→ WHAT THE TASK REQUIRES
Select every line below containing the word "content".

— start of DATA LISTING —

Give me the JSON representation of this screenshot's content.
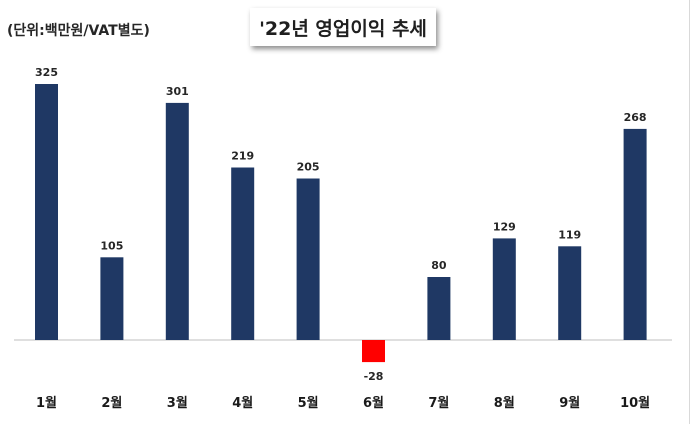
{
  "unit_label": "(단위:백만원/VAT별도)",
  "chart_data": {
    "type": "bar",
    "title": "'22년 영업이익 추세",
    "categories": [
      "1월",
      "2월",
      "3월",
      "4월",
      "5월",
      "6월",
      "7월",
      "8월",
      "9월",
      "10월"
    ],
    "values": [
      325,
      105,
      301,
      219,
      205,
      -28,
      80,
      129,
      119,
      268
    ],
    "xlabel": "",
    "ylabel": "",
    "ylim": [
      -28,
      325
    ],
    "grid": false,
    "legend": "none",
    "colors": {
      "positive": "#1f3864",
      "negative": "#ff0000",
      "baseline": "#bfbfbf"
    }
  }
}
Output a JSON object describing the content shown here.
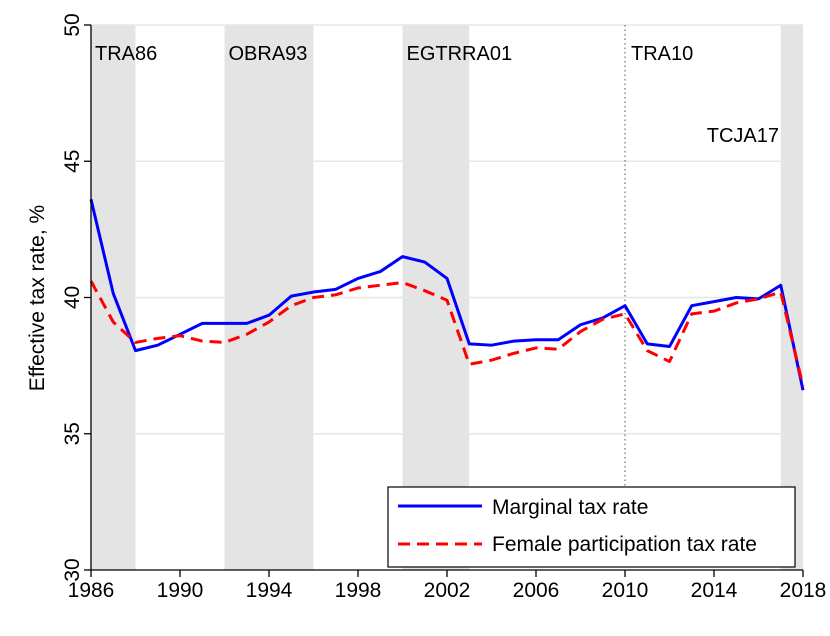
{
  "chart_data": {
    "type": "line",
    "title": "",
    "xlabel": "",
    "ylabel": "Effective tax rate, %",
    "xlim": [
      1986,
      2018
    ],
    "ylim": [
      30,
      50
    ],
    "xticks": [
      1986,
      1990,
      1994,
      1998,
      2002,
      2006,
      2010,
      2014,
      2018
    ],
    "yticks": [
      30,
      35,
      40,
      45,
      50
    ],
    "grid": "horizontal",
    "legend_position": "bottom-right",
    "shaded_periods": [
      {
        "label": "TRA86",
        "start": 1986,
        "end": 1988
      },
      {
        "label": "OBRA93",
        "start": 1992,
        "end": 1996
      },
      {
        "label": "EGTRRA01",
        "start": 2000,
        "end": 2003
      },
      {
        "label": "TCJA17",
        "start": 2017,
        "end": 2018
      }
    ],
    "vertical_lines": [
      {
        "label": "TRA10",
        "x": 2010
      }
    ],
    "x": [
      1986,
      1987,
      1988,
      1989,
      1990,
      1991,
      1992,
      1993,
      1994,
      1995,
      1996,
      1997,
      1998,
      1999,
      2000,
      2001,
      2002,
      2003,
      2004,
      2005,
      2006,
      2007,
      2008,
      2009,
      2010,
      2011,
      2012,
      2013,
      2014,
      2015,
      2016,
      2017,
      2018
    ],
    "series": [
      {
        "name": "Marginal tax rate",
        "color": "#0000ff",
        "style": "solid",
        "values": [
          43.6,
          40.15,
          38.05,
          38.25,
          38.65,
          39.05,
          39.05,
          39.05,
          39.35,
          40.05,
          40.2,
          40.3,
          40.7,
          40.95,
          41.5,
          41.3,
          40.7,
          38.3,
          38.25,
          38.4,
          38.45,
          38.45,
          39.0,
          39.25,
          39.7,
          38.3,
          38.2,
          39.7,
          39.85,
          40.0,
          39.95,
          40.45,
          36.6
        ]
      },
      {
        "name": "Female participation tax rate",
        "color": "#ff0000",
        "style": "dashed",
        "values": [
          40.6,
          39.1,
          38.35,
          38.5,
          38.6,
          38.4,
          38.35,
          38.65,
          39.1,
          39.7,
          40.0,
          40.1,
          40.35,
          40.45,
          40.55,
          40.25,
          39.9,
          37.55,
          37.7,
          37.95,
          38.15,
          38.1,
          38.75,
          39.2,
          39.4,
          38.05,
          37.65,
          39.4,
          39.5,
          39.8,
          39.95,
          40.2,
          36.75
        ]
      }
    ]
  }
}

— end of DATA LISTING —
— start of DATA LISTING —

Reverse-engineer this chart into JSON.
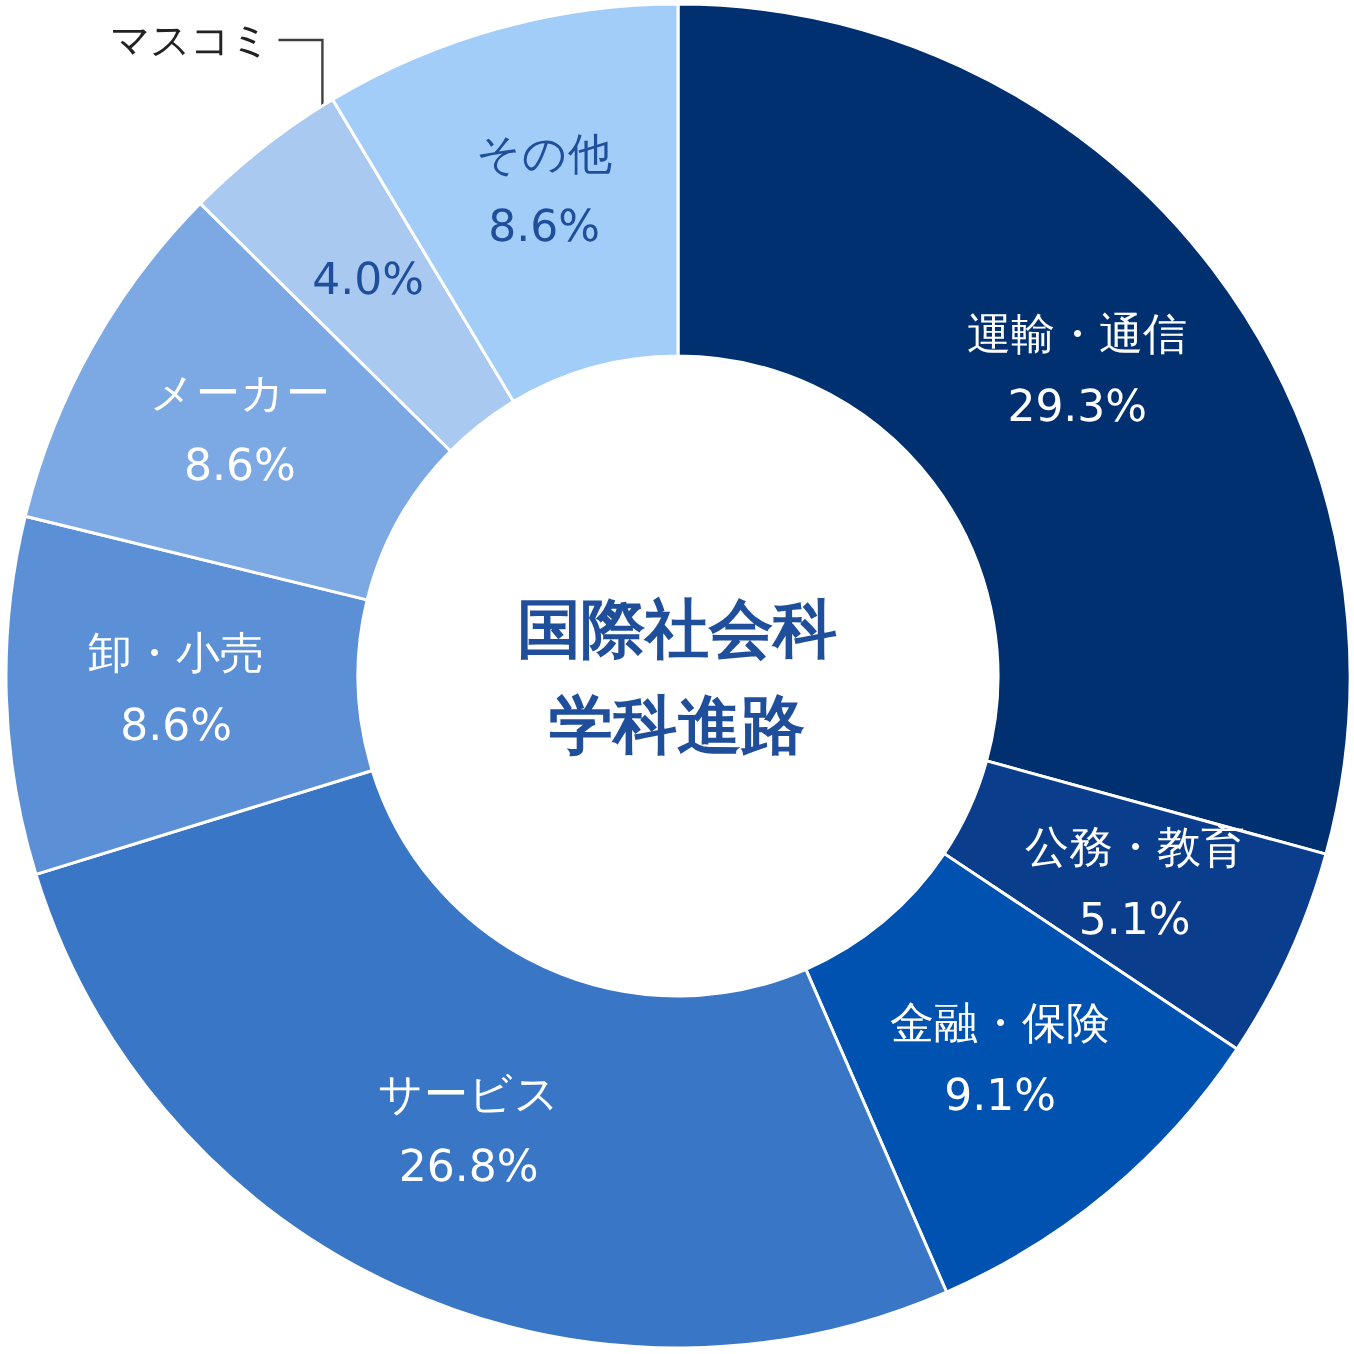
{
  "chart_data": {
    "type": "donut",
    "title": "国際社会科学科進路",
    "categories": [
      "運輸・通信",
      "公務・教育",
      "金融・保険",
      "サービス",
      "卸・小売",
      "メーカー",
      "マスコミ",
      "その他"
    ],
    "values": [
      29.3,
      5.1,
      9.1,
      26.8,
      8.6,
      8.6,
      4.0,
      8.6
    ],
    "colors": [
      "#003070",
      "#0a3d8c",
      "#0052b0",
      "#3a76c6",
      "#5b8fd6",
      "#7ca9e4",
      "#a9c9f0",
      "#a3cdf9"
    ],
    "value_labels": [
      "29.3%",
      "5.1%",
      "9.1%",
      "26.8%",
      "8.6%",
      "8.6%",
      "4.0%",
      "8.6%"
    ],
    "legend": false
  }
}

— end of DATA LISTING —
— start of DATA LISTING —

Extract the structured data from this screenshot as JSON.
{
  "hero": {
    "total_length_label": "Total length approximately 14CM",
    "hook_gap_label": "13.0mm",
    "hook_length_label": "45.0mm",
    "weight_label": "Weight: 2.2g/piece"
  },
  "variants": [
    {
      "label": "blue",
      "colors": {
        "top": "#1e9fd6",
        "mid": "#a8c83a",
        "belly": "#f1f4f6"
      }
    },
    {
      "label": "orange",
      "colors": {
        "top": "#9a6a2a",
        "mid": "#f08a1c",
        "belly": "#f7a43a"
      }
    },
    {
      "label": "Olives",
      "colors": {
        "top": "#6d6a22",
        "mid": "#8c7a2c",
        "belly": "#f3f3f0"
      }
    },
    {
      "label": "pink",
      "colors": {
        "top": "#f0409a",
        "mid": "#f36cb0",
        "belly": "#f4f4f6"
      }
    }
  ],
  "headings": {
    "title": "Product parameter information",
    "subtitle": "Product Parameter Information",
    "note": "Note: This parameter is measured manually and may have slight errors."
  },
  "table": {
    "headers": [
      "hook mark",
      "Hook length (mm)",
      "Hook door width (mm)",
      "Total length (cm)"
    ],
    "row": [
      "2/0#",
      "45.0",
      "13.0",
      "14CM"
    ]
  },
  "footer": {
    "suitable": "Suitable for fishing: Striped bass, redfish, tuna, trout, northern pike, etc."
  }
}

— end of DATA LISTING —

→ TASK SOLUTION
Give me the JSON representation of this screenshot's content.
Output a JSON object describing the content shown here.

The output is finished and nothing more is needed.